Written instruction.
Find the lines holding "太空电梯" and copy them.
— START Data rows —
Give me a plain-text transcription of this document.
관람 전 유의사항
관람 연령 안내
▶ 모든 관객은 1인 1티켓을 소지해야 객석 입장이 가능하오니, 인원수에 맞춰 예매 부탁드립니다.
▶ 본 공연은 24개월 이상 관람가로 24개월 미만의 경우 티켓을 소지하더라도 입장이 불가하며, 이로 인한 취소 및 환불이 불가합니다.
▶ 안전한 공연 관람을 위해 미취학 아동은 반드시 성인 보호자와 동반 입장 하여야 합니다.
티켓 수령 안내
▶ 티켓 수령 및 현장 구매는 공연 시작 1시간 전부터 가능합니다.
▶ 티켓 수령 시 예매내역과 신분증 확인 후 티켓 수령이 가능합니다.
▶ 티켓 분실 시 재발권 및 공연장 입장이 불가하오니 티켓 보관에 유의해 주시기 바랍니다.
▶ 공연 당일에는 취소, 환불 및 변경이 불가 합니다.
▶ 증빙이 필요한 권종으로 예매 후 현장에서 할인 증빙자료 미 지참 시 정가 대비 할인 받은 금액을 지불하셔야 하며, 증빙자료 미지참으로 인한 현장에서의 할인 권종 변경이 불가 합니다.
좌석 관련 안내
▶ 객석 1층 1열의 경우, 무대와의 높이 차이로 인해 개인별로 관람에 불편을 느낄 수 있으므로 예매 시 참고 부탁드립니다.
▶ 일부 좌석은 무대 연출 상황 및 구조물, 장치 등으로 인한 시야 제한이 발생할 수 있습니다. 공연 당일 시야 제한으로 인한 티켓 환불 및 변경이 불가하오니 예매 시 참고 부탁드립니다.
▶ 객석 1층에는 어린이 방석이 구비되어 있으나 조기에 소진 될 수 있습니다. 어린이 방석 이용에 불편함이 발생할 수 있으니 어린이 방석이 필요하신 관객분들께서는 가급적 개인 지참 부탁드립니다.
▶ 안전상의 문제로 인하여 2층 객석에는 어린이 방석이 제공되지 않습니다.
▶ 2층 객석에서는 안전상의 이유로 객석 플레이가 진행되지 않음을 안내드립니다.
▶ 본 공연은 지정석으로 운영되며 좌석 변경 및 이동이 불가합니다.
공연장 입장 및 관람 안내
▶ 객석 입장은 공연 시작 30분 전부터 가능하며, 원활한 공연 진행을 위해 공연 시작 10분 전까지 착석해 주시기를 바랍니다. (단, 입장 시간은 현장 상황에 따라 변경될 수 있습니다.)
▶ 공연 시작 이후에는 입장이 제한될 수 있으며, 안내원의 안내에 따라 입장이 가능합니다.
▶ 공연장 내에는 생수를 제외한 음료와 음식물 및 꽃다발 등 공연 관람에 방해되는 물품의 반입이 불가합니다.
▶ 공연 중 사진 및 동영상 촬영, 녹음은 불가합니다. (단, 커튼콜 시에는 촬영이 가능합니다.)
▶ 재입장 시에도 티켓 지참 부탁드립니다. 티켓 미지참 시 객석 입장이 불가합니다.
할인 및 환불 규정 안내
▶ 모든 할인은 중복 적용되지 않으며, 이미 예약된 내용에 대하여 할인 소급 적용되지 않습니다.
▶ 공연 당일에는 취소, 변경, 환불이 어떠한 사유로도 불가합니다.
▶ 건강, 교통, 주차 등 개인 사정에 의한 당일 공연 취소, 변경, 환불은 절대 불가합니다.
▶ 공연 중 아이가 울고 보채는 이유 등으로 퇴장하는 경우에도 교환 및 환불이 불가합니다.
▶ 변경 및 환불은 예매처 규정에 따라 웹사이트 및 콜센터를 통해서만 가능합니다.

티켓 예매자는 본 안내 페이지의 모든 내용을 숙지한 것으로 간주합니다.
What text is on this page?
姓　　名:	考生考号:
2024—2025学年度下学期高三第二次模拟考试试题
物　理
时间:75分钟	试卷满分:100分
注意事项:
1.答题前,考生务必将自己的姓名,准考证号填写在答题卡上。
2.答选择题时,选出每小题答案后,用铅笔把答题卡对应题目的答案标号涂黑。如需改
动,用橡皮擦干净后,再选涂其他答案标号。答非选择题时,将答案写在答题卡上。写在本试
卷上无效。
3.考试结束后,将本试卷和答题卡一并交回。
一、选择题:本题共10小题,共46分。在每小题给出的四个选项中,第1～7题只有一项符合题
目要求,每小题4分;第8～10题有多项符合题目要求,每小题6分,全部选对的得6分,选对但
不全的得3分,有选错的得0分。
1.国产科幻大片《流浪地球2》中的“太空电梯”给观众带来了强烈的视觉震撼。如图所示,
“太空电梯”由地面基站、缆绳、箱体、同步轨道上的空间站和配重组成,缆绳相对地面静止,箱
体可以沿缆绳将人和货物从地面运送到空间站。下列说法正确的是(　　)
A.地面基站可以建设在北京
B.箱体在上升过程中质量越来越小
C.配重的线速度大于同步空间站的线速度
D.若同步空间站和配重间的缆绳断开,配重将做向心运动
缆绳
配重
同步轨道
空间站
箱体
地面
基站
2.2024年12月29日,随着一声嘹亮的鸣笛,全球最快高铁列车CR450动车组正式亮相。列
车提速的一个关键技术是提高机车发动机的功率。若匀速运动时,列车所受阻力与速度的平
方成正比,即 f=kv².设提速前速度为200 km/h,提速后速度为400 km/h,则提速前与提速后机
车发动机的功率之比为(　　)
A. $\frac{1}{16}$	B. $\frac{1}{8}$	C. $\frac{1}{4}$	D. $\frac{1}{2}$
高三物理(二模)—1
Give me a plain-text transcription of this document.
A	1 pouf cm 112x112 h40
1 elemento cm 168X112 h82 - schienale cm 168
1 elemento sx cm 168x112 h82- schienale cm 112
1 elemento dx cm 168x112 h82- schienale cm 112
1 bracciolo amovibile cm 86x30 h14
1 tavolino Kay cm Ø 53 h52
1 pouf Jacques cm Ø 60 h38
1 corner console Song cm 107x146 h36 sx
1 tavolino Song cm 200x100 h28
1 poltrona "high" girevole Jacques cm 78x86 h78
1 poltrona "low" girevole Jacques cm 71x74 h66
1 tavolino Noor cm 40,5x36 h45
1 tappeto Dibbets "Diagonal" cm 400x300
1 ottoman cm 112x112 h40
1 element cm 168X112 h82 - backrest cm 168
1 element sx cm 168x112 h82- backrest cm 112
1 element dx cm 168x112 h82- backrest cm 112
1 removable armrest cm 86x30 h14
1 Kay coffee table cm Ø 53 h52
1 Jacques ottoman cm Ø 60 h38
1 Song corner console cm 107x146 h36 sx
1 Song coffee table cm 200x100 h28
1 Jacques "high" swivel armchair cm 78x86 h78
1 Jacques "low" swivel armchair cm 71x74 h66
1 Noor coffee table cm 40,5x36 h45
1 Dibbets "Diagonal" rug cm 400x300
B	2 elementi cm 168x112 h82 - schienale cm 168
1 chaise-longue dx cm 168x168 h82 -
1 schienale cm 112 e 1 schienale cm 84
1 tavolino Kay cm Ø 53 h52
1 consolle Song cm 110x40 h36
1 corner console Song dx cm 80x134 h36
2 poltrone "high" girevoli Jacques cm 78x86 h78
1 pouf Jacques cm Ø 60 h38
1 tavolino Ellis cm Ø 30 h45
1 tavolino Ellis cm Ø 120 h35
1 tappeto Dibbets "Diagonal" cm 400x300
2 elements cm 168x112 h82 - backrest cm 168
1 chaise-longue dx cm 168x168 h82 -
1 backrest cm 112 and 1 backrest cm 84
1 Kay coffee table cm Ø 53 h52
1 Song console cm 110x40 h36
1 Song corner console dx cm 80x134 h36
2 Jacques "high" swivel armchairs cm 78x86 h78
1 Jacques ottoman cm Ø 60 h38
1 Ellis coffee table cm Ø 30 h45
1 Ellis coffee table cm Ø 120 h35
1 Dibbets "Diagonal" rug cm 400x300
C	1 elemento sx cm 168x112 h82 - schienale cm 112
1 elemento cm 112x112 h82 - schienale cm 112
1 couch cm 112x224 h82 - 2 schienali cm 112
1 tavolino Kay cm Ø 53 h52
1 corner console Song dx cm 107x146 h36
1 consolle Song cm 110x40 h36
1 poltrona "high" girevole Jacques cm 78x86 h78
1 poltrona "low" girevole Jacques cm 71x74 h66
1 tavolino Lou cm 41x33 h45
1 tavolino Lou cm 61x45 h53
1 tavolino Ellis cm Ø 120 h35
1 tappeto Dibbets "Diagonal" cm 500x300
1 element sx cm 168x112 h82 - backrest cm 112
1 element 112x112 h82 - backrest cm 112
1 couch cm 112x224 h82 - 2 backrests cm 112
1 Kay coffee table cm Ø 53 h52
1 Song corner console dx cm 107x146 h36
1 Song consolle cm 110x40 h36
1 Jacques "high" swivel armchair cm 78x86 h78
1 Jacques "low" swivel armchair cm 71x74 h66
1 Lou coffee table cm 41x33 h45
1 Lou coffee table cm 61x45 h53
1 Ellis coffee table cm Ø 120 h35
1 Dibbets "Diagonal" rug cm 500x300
— END Data rows —
Complete answer.
1.国产科幻大片《流浪地球2》中的“太空电梯”给观众带来了强烈的视觉震撼。如图所示,
“太空电梯”由地面基站、缆绳、箱体、同步轨道上的空间站和配重组成,缆绳相对地面静止,箱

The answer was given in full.